• _Work to do_:
Copy every entry exactly.

[Stored data entries]
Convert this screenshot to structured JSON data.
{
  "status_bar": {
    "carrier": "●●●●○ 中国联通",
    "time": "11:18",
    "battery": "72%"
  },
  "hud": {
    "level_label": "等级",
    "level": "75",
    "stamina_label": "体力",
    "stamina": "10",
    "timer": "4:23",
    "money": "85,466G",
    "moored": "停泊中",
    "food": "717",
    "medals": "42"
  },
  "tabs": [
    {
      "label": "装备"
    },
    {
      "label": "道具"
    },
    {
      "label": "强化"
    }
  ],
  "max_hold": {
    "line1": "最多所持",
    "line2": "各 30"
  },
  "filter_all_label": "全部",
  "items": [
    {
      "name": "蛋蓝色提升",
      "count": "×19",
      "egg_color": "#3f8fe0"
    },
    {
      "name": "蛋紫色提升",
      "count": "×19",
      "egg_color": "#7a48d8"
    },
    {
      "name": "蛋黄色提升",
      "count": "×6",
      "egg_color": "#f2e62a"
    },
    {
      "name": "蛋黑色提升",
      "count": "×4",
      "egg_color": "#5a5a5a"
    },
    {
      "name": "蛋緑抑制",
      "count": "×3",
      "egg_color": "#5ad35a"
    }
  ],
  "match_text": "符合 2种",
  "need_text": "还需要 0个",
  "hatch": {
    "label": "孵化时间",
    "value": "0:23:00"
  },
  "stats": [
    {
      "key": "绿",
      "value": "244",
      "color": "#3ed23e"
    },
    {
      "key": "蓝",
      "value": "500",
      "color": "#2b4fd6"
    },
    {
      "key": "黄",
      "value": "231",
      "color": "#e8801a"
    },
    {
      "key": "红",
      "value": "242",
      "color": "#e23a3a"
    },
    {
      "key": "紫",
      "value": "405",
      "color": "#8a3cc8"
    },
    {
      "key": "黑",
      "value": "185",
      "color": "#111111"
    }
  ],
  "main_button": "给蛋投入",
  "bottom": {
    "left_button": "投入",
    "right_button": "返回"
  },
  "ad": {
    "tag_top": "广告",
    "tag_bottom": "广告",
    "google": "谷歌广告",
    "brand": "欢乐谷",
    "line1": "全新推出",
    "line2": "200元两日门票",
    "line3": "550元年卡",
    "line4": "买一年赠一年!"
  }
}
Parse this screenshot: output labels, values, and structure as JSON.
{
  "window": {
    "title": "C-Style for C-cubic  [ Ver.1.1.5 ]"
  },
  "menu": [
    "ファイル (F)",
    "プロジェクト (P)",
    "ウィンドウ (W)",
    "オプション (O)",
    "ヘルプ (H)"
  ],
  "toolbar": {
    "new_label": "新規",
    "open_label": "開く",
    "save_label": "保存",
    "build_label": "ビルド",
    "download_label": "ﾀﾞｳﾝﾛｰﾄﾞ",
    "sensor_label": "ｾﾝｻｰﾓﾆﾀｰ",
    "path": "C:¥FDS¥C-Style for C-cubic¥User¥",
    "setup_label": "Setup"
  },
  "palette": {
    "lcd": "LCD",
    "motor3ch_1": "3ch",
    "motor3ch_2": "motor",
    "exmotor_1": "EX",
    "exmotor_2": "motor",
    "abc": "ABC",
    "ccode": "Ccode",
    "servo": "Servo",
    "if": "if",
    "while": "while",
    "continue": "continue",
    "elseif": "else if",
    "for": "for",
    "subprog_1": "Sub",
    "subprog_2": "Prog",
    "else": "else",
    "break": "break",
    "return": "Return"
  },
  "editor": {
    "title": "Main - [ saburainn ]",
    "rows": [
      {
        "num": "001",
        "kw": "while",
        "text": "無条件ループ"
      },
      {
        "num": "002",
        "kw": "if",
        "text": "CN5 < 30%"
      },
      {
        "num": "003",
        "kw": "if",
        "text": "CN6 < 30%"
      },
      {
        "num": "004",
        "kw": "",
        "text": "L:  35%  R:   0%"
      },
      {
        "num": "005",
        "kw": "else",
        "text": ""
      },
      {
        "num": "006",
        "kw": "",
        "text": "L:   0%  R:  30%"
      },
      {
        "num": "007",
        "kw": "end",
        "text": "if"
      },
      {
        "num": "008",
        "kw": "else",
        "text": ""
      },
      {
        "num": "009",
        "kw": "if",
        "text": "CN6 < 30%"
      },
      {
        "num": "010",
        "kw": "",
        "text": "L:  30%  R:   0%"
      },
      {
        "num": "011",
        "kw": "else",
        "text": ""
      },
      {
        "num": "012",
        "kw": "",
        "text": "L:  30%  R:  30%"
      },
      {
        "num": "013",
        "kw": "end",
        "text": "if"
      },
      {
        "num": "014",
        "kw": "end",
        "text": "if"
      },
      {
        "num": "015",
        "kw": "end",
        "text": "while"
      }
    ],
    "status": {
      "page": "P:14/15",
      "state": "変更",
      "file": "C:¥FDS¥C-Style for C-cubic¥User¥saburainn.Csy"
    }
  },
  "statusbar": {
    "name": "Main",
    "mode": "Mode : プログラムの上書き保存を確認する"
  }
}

• _Solution to this problem_:
Convert this screenshot to structured JSON data.
{
  "status_bar": {
    "carrier": "●●●●○ 中国联通",
    "time": "11:18",
    "battery": "72%"
  },
  "hud": {
    "level_label": "等级",
    "level": "75",
    "stamina_label": "体力",
    "stamina": "10",
    "timer": "4:23",
    "money": "85,466G",
    "moored": "停泊中",
    "food": "717",
    "medals": "42"
  },
  "tabs": [
    {
      "label": "装备"
    },
    {
      "label": "道具"
    },
    {
      "label": "强化"
    }
  ],
  "max_hold": {
    "line1": "最多所持",
    "line2": "各 30"
  },
  "filter_all_label": "全部",
  "items": [
    {
      "name": "蛋蓝色提升",
      "count": "×19",
      "egg_color": "#3f8fe0"
    },
    {
      "name": "蛋紫色提升",
      "count": "×19",
      "egg_color": "#7a48d8"
    },
    {
      "name": "蛋黄色提升",
      "count": "×6",
      "egg_color": "#f2e62a"
    },
    {
      "name": "蛋黑色提升",
      "count": "×4",
      "egg_color": "#5a5a5a"
    },
    {
      "name": "蛋緑抑制",
      "count": "×3",
      "egg_color": "#5ad35a"
    }
  ],
  "match_text": "符合 2种",
  "need_text": "还需要 0个",
  "hatch": {
    "label": "孵化时间",
    "value": "0:23:00"
  },
  "stats": [
    {
      "key": "绿",
      "value": "244",
      "color": "#3ed23e"
    },
    {
      "key": "蓝",
      "value": "500",
      "color": "#2b4fd6"
    },
    {
      "key": "黄",
      "value": "231",
      "color": "#e8801a"
    },
    {
      "key": "红",
      "value": "242",
      "color": "#e23a3a"
    },
    {
      "key": "紫",
      "value": "405",
      "color": "#8a3cc8"
    },
    {
      "key": "黑",
      "value": "185",
      "color": "#111111"
    }
  ],
  "main_button": "给蛋投入",
  "bottom": {
    "left_button": "投入",
    "right_button": "返回"
  },
  "ad": {
    "tag_top": "广告",
    "tag_bottom": "广告",
    "google": "谷歌广告",
    "brand": "欢乐谷",
    "line1": "全新推出",
    "line2": "200元两日门票",
    "line3": "550元年卡",
    "line4": "买一年赠一年!"
  }
}
Parse this screenshot: output labels, values, and structure as JSON.
{
  "window": {
    "title": "C-Style for C-cubic  [ Ver.1.1.5 ]"
  },
  "menu": [
    "ファイル (F)",
    "プロジェクト (P)",
    "ウィンドウ (W)",
    "オプション (O)",
    "ヘルプ (H)"
  ],
  "toolbar": {
    "new_label": "新規",
    "open_label": "開く",
    "save_label": "保存",
    "build_label": "ビルド",
    "download_label": "ﾀﾞｳﾝﾛｰﾄﾞ",
    "sensor_label": "ｾﾝｻｰﾓﾆﾀｰ",
    "path": "C:¥FDS¥C-Style for C-cubic¥User¥",
    "setup_label": "Setup"
  },
  "palette": {
    "lcd": "LCD",
    "motor3ch_1": "3ch",
    "motor3ch_2": "motor",
    "exmotor_1": "EX",
    "exmotor_2": "motor",
    "abc": "ABC",
    "ccode": "Ccode",
    "servo": "Servo",
    "if": "if",
    "while": "while",
    "continue": "continue",
    "elseif": "else if",
    "for": "for",
    "subprog_1": "Sub",
    "subprog_2": "Prog",
    "else": "else",
    "break": "break",
    "return": "Return"
  },
  "editor": {
    "title": "Main - [ saburainn ]",
    "rows": [
      {
        "num": "001",
        "kw": "while",
        "text": "無条件ループ"
      },
      {
        "num": "002",
        "kw": "if",
        "text": "CN5 < 30%"
      },
      {
        "num": "003",
        "kw": "if",
        "text": "CN6 < 30%"
      },
      {
        "num": "004",
        "kw": "",
        "text": "L:  35%  R:   0%"
      },
      {
        "num": "005",
        "kw": "else",
        "text": ""
      },
      {
        "num": "006",
        "kw": "",
        "text": "L:   0%  R:  30%"
      },
      {
        "num": "007",
        "kw": "end",
        "text": "if"
      },
      {
        "num": "008",
        "kw": "else",
        "text": ""
      },
      {
        "num": "009",
        "kw": "if",
        "text": "CN6 < 30%"
      },
      {
        "num": "010",
        "kw": "",
        "text": "L:  30%  R:   0%"
      },
      {
        "num": "011",
        "kw": "else",
        "text": ""
      },
      {
        "num": "012",
        "kw": "",
        "text": "L:  30%  R:  30%"
      },
      {
        "num": "013",
        "kw": "end",
        "text": "if"
      },
      {
        "num": "014",
        "kw": "end",
        "text": "if"
      },
      {
        "num": "015",
        "kw": "end",
        "text": "while"
      }
    ],
    "status": {
      "page": "P:14/15",
      "state": "変更",
      "file": "C:¥FDS¥C-Style for C-cubic¥User¥saburainn.Csy"
    }
  },
  "statusbar": {
    "name": "Main",
    "mode": "Mode : プログラムの上書き保存を確認する"
  }
}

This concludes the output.